◆ Your objective ◆
Collect all lines from the records below that include the word "nFROM".

◆ Source records ◆
=====

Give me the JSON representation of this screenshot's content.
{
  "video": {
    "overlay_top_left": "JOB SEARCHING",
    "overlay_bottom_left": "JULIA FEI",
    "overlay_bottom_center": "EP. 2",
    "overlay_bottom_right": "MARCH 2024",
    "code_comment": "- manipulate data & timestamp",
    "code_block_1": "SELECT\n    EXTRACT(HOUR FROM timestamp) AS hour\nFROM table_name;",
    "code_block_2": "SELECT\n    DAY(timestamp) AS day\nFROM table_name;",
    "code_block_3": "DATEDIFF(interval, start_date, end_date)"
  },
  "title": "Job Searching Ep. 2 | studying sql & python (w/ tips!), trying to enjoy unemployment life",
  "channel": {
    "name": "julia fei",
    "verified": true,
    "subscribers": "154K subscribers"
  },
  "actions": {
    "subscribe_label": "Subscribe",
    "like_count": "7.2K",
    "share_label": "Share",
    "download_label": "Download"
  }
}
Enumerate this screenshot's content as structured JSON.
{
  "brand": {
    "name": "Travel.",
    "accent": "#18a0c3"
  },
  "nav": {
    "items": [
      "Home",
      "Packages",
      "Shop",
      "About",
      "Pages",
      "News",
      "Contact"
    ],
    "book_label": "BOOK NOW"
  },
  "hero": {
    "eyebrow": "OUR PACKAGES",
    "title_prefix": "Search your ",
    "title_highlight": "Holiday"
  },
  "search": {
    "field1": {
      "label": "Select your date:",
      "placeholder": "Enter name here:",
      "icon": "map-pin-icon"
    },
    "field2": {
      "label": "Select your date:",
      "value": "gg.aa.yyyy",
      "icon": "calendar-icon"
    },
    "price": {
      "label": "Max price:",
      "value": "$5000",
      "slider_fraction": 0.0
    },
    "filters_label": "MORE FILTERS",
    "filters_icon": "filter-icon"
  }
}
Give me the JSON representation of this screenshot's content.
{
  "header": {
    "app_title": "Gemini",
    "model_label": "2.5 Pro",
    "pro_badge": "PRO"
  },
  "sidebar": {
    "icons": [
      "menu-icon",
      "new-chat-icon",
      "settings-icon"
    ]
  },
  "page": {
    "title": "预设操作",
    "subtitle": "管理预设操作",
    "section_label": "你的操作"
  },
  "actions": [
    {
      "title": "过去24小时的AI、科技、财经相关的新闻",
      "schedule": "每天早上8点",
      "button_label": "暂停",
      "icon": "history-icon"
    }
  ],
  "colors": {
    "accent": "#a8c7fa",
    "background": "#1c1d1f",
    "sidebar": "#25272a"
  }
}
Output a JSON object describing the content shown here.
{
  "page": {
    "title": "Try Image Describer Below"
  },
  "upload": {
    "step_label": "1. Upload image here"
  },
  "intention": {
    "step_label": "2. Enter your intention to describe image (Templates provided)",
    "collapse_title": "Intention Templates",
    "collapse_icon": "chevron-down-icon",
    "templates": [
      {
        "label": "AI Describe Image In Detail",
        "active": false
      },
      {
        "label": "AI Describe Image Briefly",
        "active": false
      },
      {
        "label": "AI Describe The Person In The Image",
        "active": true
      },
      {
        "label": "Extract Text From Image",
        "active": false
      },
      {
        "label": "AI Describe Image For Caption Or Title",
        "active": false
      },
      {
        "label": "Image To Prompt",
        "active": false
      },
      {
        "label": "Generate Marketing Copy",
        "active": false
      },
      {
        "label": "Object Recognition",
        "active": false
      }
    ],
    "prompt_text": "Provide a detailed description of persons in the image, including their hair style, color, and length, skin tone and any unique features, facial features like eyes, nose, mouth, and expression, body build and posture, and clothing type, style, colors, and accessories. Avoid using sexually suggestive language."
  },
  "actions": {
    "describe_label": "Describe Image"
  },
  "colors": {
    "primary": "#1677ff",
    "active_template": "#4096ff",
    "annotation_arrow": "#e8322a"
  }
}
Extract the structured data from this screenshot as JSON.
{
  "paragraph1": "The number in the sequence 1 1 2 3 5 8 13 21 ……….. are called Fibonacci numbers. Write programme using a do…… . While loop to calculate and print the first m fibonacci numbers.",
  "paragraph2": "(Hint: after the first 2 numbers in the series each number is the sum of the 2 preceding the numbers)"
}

=====

◆ Expected answer ◆
    "code_block_1": "SELECT\n    EXTRACT(HOUR FROM timestamp) AS hour\nFROM table_name;",
    "code_block_2": "SELECT\n    DAY(timestamp) AS day\nFROM table_name;",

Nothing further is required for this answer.